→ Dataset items
----
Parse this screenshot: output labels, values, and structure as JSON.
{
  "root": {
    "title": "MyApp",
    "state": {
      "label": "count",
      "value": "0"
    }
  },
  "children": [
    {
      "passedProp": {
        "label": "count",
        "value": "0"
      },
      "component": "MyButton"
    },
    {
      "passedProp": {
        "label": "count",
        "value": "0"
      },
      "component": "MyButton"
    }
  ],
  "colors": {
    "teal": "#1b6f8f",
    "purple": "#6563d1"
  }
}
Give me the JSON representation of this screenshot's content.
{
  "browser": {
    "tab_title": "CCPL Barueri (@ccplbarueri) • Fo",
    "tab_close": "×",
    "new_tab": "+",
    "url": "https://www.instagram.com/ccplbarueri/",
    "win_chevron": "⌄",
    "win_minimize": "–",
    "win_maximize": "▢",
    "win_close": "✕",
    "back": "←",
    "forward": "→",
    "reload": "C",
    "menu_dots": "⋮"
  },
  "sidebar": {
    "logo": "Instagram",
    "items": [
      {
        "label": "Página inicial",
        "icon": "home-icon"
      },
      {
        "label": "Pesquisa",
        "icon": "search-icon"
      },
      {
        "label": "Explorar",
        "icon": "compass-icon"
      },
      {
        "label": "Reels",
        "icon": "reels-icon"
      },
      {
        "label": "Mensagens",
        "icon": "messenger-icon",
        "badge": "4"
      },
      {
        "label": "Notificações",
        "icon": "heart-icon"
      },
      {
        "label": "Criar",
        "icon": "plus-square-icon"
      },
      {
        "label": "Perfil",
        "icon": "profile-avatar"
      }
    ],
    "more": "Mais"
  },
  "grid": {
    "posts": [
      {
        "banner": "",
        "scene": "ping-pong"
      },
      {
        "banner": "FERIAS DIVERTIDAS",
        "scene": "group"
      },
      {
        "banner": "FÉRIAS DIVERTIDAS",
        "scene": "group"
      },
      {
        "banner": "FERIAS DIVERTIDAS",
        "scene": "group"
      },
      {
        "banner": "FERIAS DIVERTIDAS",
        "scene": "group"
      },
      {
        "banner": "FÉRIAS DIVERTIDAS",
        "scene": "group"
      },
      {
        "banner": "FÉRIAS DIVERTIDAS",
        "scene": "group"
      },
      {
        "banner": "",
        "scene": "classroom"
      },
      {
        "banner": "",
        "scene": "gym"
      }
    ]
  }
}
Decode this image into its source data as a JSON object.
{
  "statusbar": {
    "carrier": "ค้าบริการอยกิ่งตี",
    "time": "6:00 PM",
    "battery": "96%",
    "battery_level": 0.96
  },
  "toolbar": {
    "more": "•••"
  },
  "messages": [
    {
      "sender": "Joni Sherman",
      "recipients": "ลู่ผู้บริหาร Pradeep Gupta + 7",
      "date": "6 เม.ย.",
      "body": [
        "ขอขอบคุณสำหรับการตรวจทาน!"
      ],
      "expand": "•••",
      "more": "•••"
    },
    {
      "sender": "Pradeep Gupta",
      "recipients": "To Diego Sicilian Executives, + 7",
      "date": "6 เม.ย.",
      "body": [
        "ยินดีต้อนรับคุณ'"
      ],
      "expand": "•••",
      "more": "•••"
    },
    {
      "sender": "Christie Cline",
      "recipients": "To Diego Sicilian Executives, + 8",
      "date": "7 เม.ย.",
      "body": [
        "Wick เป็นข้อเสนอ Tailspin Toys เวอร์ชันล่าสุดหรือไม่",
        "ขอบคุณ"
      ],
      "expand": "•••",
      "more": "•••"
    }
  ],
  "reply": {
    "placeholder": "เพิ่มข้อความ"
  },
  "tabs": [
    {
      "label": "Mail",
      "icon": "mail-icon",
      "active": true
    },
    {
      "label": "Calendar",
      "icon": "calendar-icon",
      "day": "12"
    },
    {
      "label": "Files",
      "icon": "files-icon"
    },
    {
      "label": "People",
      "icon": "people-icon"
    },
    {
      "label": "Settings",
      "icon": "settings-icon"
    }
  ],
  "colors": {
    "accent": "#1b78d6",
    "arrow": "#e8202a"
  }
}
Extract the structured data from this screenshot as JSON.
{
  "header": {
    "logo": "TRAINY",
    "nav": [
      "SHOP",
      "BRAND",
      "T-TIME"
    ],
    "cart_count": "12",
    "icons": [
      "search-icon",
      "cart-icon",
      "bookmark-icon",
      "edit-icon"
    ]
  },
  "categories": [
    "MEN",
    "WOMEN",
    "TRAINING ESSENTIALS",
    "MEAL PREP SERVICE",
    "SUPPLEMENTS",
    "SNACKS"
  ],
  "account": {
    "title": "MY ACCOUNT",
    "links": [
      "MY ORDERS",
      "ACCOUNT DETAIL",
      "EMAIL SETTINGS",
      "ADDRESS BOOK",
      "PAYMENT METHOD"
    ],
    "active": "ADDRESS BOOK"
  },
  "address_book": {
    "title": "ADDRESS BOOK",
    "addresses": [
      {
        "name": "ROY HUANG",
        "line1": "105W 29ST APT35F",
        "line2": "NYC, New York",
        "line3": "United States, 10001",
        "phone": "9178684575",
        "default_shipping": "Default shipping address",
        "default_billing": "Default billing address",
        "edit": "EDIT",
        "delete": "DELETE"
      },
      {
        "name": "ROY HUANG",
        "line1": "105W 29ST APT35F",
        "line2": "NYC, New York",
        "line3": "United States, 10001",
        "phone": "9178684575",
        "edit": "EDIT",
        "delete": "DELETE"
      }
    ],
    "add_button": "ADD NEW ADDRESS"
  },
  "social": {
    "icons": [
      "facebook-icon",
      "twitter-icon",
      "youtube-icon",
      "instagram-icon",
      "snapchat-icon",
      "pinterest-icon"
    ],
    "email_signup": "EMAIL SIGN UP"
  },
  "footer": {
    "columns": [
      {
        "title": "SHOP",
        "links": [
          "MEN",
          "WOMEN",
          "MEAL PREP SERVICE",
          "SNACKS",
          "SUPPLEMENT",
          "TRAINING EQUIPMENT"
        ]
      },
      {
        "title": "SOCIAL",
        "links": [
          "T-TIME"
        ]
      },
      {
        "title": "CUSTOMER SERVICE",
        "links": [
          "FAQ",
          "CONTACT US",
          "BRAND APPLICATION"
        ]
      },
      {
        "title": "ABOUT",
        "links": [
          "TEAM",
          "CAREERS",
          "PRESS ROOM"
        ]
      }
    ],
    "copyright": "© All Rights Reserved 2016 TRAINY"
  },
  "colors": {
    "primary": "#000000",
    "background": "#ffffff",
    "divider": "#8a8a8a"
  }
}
----
→ Exercise
What do the records say? Quote them all exactly.

→ Response to this task
Parse this screenshot: output labels, values, and structure as JSON.
{
  "root": {
    "title": "MyApp",
    "state": {
      "label": "count",
      "value": "0"
    }
  },
  "children": [
    {
      "passedProp": {
        "label": "count",
        "value": "0"
      },
      "component": "MyButton"
    },
    {
      "passedProp": {
        "label": "count",
        "value": "0"
      },
      "component": "MyButton"
    }
  ],
  "colors": {
    "teal": "#1b6f8f",
    "purple": "#6563d1"
  }
}
Give me the JSON representation of this screenshot's content.
{
  "browser": {
    "tab_title": "CCPL Barueri (@ccplbarueri) • Fo",
    "tab_close": "×",
    "new_tab": "+",
    "url": "https://www.instagram.com/ccplbarueri/",
    "win_chevron": "⌄",
    "win_minimize": "–",
    "win_maximize": "▢",
    "win_close": "✕",
    "back": "←",
    "forward": "→",
    "reload": "C",
    "menu_dots": "⋮"
  },
  "sidebar": {
    "logo": "Instagram",
    "items": [
      {
        "label": "Página inicial",
        "icon": "home-icon"
      },
      {
        "label": "Pesquisa",
        "icon": "search-icon"
      },
      {
        "label": "Explorar",
        "icon": "compass-icon"
      },
      {
        "label": "Reels",
        "icon": "reels-icon"
      },
      {
        "label": "Mensagens",
        "icon": "messenger-icon",
        "badge": "4"
      },
      {
        "label": "Notificações",
        "icon": "heart-icon"
      },
      {
        "label": "Criar",
        "icon": "plus-square-icon"
      },
      {
        "label": "Perfil",
        "icon": "profile-avatar"
      }
    ],
    "more": "Mais"
  },
  "grid": {
    "posts": [
      {
        "banner": "",
        "scene": "ping-pong"
      },
      {
        "banner": "FERIAS DIVERTIDAS",
        "scene": "group"
      },
      {
        "banner": "FÉRIAS DIVERTIDAS",
        "scene": "group"
      },
      {
        "banner": "FERIAS DIVERTIDAS",
        "scene": "group"
      },
      {
        "banner": "FERIAS DIVERTIDAS",
        "scene": "group"
      },
      {
        "banner": "FÉRIAS DIVERTIDAS",
        "scene": "group"
      },
      {
        "banner": "FÉRIAS DIVERTIDAS",
        "scene": "group"
      },
      {
        "banner": "",
        "scene": "classroom"
      },
      {
        "banner": "",
        "scene": "gym"
      }
    ]
  }
}
Decode this image into its source data as a JSON object.
{
  "statusbar": {
    "carrier": "ค้าบริการอยกิ่งตี",
    "time": "6:00 PM",
    "battery": "96%",
    "battery_level": 0.96
  },
  "toolbar": {
    "more": "•••"
  },
  "messages": [
    {
      "sender": "Joni Sherman",
      "recipients": "ลู่ผู้บริหาร Pradeep Gupta + 7",
      "date": "6 เม.ย.",
      "body": [
        "ขอขอบคุณสำหรับการตรวจทาน!"
      ],
      "expand": "•••",
      "more": "•••"
    },
    {
      "sender": "Pradeep Gupta",
      "recipients": "To Diego Sicilian Executives, + 7",
      "date": "6 เม.ย.",
      "body": [
        "ยินดีต้อนรับคุณ'"
      ],
      "expand": "•••",
      "more": "•••"
    },
    {
      "sender": "Christie Cline",
      "recipients": "To Diego Sicilian Executives, + 8",
      "date": "7 เม.ย.",
      "body": [
        "Wick เป็นข้อเสนอ Tailspin Toys เวอร์ชันล่าสุดหรือไม่",
        "ขอบคุณ"
      ],
      "expand": "•••",
      "more": "•••"
    }
  ],
  "reply": {
    "placeholder": "เพิ่มข้อความ"
  },
  "tabs": [
    {
      "label": "Mail",
      "icon": "mail-icon",
      "active": true
    },
    {
      "label": "Calendar",
      "icon": "calendar-icon",
      "day": "12"
    },
    {
      "label": "Files",
      "icon": "files-icon"
    },
    {
      "label": "People",
      "icon": "people-icon"
    },
    {
      "label": "Settings",
      "icon": "settings-icon"
    }
  ],
  "colors": {
    "accent": "#1b78d6",
    "arrow": "#e8202a"
  }
}
Extract the structured data from this screenshot as JSON.
{
  "header": {
    "logo": "TRAINY",
    "nav": [
      "SHOP",
      "BRAND",
      "T-TIME"
    ],
    "cart_count": "12",
    "icons": [
      "search-icon",
      "cart-icon",
      "bookmark-icon",
      "edit-icon"
    ]
  },
  "categories": [
    "MEN",
    "WOMEN",
    "TRAINING ESSENTIALS",
    "MEAL PREP SERVICE",
    "SUPPLEMENTS",
    "SNACKS"
  ],
  "account": {
    "title": "MY ACCOUNT",
    "links": [
      "MY ORDERS",
      "ACCOUNT DETAIL",
      "EMAIL SETTINGS",
      "ADDRESS BOOK",
      "PAYMENT METHOD"
    ],
    "active": "ADDRESS BOOK"
  },
  "address_book": {
    "title": "ADDRESS BOOK",
    "addresses": [
      {
        "name": "ROY HUANG",
        "line1": "105W 29ST APT35F",
        "line2": "NYC, New York",
        "line3": "United States, 10001",
        "phone": "9178684575",
        "default_shipping": "Default shipping address",
        "default_billing": "Default billing address",
        "edit": "EDIT",
        "delete": "DELETE"
      },
      {
        "name": "ROY HUANG",
        "line1": "105W 29ST APT35F",
        "line2": "NYC, New York",
        "line3": "United States, 10001",
        "phone": "9178684575",
        "edit": "EDIT",
        "delete": "DELETE"
      }
    ],
    "add_button": "ADD NEW ADDRESS"
  },
  "social": {
    "icons": [
      "facebook-icon",
      "twitter-icon",
      "youtube-icon",
      "instagram-icon",
      "snapchat-icon",
      "pinterest-icon"
    ],
    "email_signup": "EMAIL SIGN UP"
  },
  "footer": {
    "columns": [
      {
        "title": "SHOP",
        "links": [
          "MEN",
          "WOMEN",
          "MEAL PREP SERVICE",
          "SNACKS",
          "SUPPLEMENT",
          "TRAINING EQUIPMENT"
        ]
      },
      {
        "title": "SOCIAL",
        "links": [
          "T-TIME"
        ]
      },
      {
        "title": "CUSTOMER SERVICE",
        "links": [
          "FAQ",
          "CONTACT US",
          "BRAND APPLICATION"
        ]
      },
      {
        "title": "ABOUT",
        "links": [
          "TEAM",
          "CAREERS",
          "PRESS ROOM"
        ]
      }
    ],
    "copyright": "© All Rights Reserved 2016 TRAINY"
  },
  "colors": {
    "primary": "#000000",
    "background": "#ffffff",
    "divider": "#8a8a8a"
  }
}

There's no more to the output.